Your objective
Copy out all the lines exactly. Omit pictures.

Input data

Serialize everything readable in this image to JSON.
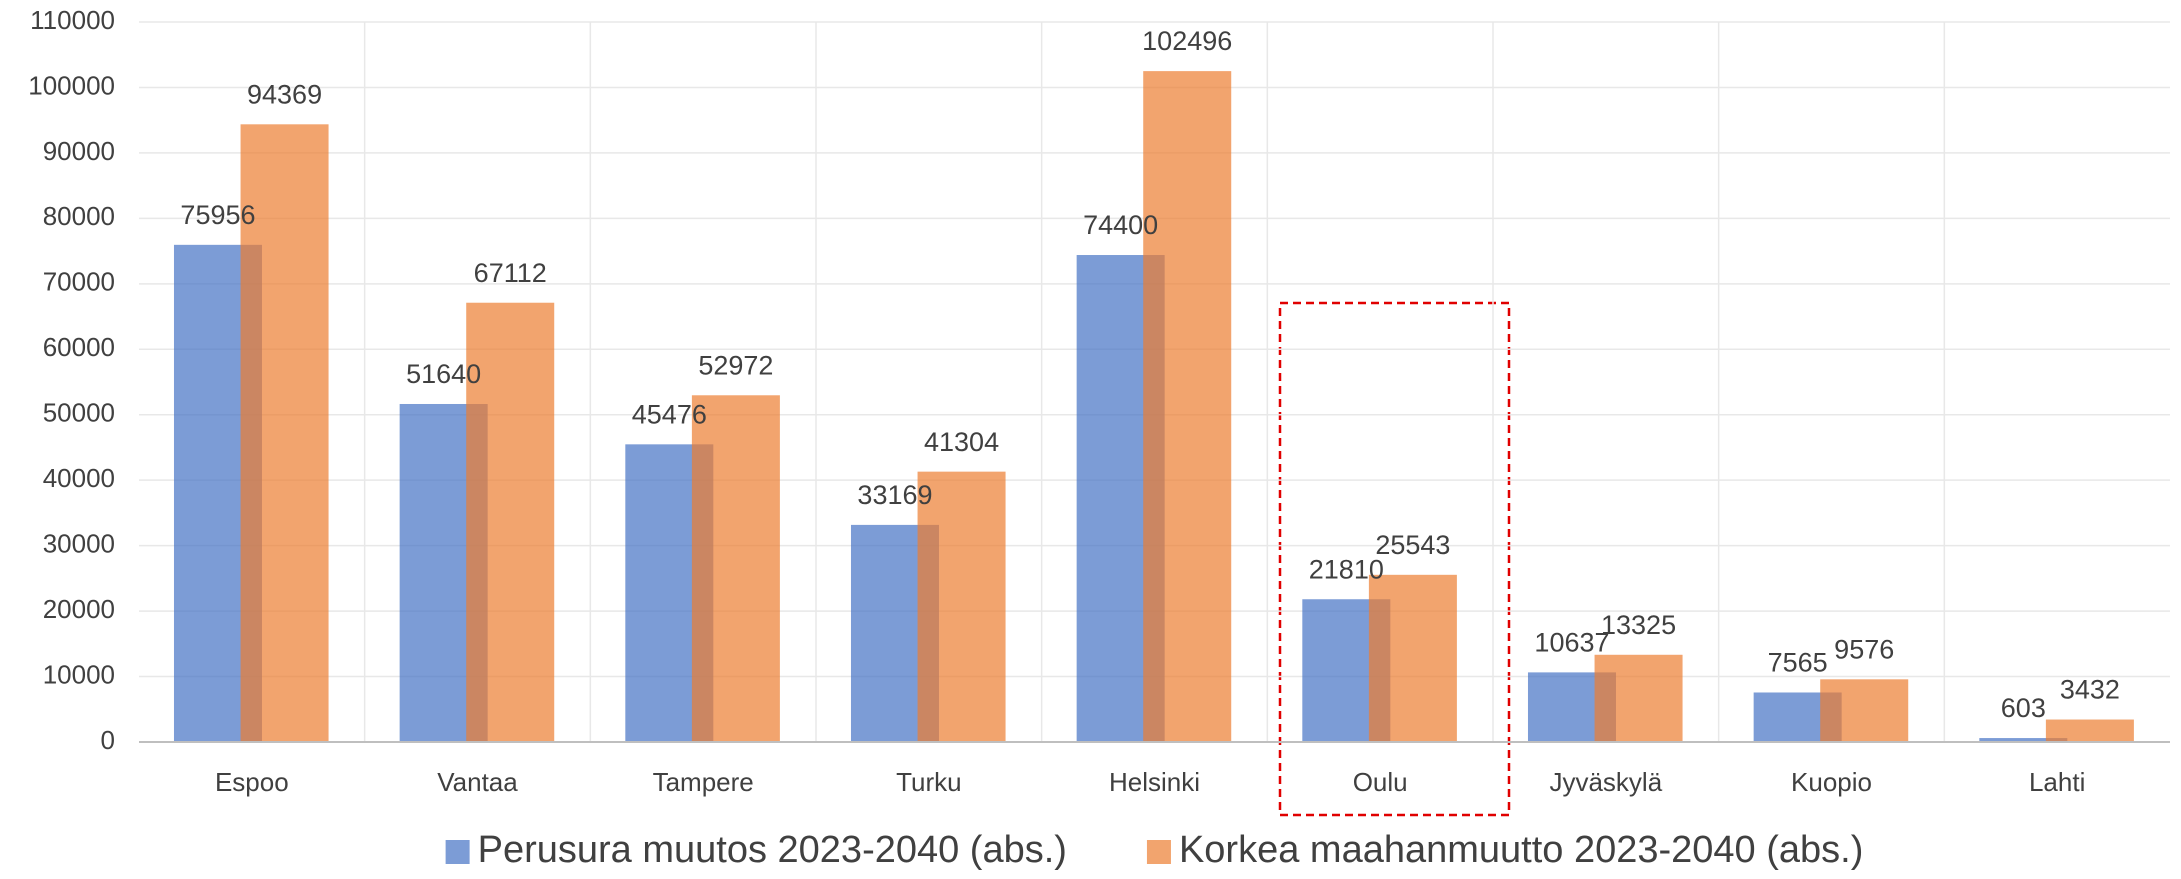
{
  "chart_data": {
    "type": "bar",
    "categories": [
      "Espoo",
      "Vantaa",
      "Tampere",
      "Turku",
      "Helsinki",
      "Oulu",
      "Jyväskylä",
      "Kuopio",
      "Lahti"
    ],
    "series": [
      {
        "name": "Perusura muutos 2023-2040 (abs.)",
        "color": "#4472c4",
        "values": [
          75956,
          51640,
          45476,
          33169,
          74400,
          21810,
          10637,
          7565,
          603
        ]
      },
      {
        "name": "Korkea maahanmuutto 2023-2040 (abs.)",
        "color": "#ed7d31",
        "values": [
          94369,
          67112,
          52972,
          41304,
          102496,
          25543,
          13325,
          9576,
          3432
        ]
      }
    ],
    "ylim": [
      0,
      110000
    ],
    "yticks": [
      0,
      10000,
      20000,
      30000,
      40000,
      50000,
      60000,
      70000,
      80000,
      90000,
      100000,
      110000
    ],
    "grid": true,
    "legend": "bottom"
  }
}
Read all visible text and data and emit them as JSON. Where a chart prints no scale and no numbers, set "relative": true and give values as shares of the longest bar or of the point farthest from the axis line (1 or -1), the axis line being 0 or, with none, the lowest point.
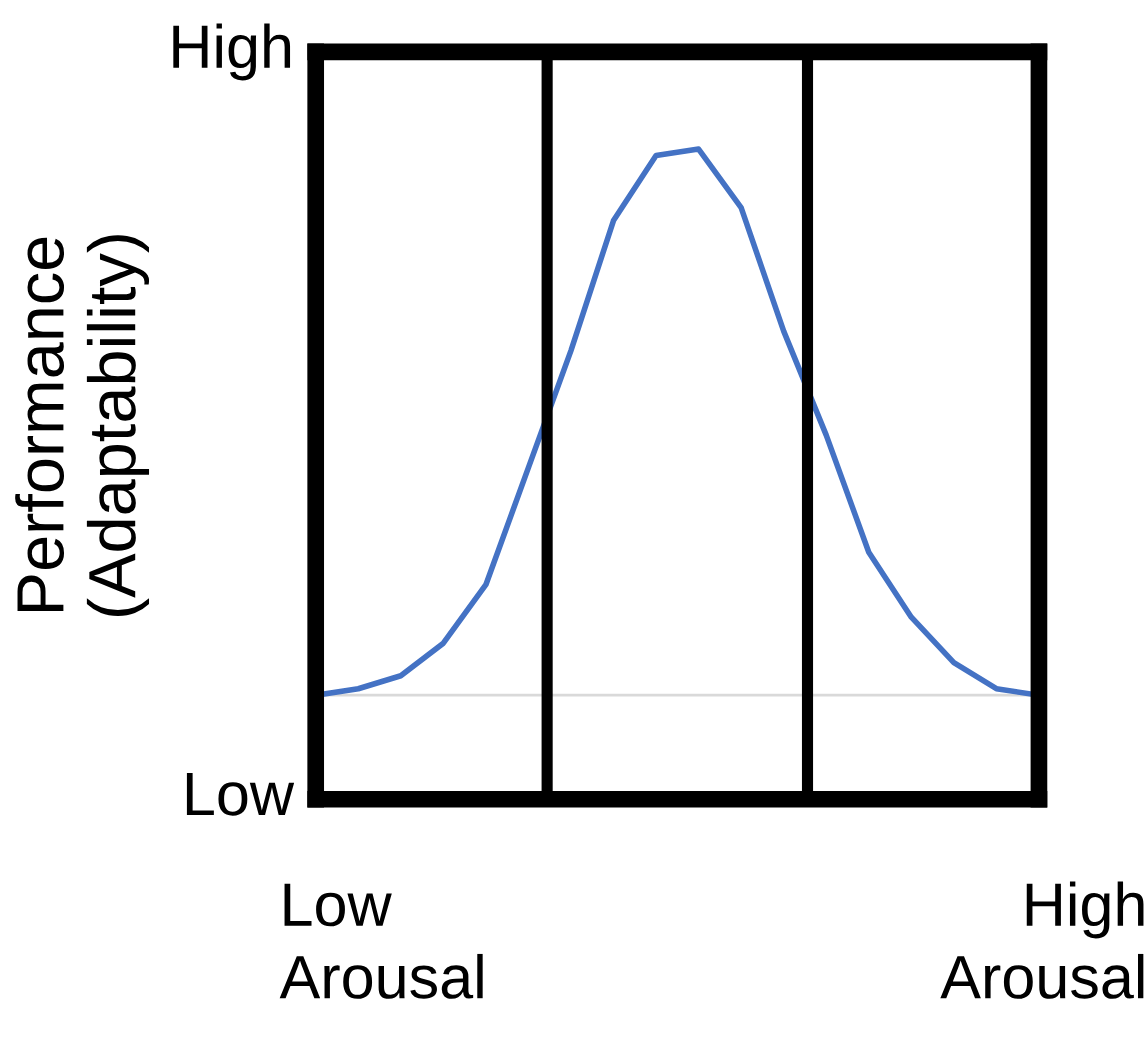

The reply
Serialize everything readable in this image to JSON.
{
  "chart_data": {
    "type": "bar",
    "categories": [
      "Espoo",
      "Vantaa",
      "Tampere",
      "Turku",
      "Helsinki",
      "Oulu",
      "Jyväskylä",
      "Kuopio",
      "Lahti"
    ],
    "series": [
      {
        "name": "Perusura muutos 2023-2040 (abs.)",
        "color": "#4472c4",
        "values": [
          75956,
          51640,
          45476,
          33169,
          74400,
          21810,
          10637,
          7565,
          603
        ]
      },
      {
        "name": "Korkea maahanmuutto 2023-2040 (abs.)",
        "color": "#ed7d31",
        "values": [
          94369,
          67112,
          52972,
          41304,
          102496,
          25543,
          13325,
          9576,
          3432
        ]
      }
    ],
    "ylim": [
      0,
      110000
    ],
    "yticks": [
      0,
      10000,
      20000,
      30000,
      40000,
      50000,
      60000,
      70000,
      80000,
      90000,
      100000,
      110000
    ],
    "grid": true,
    "legend": "bottom"
  }
}
Read all visible text and data and emit them as JSON. Where a chart prints no scale and no numbers, set "relative": true and give values as shares of the longest bar or of the point farthest from the axis line (1 or -1), the axis line being 0 or, with none, the lowest point.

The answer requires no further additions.